**WHAT THIS TASK INVOLVES**
Copy out all lines carrying the word "Operating".

--- Begin DATASET ROWS ---

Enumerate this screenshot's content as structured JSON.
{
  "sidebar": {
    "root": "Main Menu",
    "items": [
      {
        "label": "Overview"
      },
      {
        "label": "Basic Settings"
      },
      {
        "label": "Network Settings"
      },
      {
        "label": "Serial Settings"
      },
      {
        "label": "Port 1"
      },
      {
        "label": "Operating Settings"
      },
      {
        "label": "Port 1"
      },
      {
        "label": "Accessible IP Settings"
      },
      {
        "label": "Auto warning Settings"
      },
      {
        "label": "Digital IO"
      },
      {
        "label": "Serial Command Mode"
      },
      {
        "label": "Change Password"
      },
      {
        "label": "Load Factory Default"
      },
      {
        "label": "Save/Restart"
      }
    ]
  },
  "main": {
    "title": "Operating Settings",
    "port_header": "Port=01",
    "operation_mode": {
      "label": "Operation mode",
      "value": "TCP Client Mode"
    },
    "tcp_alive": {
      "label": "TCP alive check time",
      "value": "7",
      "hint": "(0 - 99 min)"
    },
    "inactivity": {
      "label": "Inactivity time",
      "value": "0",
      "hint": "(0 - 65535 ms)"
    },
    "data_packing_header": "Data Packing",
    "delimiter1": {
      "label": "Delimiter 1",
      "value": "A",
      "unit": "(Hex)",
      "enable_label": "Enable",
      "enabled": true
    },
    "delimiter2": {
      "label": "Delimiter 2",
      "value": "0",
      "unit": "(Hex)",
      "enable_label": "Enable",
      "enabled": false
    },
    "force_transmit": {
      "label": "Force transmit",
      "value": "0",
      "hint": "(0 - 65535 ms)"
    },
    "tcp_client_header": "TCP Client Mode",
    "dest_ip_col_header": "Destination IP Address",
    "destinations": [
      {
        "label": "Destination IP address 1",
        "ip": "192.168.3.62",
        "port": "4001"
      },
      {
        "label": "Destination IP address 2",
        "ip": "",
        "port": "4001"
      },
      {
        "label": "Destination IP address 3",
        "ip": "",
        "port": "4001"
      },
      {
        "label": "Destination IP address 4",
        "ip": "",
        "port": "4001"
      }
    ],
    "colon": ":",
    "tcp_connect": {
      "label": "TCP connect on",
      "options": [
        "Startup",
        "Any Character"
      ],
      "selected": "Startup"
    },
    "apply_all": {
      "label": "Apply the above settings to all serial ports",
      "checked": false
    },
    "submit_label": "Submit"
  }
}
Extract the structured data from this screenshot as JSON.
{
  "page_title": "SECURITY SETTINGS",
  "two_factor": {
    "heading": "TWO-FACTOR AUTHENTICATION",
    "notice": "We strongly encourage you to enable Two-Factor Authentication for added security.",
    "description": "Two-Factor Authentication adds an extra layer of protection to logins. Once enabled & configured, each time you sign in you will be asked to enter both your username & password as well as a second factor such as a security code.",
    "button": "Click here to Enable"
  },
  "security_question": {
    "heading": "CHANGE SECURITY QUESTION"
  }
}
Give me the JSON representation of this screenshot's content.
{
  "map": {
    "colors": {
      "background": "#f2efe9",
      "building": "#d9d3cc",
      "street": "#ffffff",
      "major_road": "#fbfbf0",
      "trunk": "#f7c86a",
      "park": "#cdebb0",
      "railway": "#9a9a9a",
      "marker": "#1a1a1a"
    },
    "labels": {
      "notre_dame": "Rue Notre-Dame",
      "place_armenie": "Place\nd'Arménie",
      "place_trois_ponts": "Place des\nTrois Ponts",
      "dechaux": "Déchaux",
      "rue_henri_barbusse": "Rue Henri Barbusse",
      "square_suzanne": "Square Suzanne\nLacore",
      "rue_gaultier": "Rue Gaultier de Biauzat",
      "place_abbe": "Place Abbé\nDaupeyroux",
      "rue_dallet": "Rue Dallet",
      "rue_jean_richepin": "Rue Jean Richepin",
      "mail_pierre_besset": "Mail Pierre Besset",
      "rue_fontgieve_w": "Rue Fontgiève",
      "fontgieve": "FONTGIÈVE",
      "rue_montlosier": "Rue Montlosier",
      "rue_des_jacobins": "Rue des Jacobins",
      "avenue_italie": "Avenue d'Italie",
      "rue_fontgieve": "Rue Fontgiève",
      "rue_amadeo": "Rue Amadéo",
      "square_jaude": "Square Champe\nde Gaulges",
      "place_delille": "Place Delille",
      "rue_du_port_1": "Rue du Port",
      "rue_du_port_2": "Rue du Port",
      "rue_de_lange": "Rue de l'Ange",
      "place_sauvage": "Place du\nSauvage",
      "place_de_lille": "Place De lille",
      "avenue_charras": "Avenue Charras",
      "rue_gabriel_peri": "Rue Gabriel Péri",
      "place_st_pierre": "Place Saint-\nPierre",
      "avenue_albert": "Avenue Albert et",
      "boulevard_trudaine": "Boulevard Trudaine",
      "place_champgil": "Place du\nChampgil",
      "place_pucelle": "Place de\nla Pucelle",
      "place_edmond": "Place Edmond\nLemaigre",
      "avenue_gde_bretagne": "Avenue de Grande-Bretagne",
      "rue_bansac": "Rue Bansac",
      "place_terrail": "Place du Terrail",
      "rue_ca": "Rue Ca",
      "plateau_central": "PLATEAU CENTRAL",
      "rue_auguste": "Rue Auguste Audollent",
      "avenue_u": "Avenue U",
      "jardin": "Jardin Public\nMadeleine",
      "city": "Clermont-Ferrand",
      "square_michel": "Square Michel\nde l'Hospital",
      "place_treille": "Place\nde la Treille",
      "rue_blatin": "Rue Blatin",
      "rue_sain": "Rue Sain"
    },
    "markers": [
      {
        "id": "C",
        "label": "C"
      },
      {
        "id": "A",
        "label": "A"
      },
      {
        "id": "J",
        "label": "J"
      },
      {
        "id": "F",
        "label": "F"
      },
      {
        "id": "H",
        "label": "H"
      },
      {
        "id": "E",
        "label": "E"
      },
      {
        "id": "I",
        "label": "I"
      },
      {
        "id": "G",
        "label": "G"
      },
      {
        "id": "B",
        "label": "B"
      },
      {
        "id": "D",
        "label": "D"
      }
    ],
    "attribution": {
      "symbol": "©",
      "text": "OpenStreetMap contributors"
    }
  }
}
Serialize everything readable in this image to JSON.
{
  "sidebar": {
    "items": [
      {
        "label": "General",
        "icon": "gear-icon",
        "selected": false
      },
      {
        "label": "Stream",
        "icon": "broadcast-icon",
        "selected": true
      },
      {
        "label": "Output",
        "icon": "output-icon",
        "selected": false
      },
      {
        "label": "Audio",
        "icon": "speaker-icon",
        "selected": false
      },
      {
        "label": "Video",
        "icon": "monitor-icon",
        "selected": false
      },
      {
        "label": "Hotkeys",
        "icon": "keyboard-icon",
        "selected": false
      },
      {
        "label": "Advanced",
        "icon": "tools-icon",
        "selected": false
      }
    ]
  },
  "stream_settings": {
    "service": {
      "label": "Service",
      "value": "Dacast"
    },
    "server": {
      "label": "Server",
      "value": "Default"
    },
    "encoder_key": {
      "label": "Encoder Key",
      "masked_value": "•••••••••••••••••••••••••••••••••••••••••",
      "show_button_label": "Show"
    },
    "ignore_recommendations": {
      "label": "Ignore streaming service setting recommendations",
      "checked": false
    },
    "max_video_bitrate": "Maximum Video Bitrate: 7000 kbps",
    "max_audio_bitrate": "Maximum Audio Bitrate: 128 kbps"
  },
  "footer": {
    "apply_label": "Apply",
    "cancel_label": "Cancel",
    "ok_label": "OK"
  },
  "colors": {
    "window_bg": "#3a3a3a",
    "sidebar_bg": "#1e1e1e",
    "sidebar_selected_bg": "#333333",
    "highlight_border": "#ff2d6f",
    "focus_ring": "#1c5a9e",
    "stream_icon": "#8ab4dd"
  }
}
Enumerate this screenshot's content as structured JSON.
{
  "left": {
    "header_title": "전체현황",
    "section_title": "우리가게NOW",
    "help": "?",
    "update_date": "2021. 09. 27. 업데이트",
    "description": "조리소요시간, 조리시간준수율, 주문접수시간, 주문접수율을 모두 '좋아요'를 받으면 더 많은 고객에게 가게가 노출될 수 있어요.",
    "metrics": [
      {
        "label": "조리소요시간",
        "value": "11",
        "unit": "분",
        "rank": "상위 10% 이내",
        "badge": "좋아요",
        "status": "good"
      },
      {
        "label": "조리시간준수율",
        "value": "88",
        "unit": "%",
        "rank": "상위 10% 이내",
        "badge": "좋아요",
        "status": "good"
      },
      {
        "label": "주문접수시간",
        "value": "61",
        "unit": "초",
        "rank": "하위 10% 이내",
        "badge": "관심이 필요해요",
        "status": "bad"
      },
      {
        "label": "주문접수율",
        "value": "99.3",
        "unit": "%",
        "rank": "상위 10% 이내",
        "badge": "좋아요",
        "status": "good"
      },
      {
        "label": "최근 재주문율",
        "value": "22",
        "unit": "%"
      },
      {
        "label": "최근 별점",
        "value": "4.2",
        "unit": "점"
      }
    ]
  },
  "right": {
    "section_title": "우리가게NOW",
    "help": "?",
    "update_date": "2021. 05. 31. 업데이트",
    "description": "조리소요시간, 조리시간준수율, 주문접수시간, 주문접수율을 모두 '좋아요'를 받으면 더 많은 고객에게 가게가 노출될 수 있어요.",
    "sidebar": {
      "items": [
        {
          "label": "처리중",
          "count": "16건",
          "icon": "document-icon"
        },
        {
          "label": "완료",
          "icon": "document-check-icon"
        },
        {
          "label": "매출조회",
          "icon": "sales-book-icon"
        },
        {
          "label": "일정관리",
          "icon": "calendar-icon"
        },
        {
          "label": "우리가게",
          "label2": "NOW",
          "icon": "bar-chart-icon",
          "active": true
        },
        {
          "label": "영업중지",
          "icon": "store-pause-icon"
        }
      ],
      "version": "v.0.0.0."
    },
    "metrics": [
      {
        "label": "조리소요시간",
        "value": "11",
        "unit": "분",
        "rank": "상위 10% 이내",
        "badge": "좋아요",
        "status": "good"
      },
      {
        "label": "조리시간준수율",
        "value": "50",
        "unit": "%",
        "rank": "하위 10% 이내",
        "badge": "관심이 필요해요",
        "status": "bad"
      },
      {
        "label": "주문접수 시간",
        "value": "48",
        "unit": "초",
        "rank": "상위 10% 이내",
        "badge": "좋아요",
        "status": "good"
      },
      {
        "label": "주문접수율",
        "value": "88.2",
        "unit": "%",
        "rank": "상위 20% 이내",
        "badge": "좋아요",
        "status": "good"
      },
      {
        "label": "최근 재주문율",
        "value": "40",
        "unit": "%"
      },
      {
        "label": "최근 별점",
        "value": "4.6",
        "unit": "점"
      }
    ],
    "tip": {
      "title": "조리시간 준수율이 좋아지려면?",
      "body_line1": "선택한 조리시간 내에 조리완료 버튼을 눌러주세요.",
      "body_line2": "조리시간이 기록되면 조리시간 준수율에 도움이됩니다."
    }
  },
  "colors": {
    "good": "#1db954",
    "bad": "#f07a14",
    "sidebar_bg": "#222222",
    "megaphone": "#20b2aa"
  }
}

--- End DATASET ROWS ---

**OUTPUT BELOW**
        "label": "Operating Settings"
    "title": "Operating Settings",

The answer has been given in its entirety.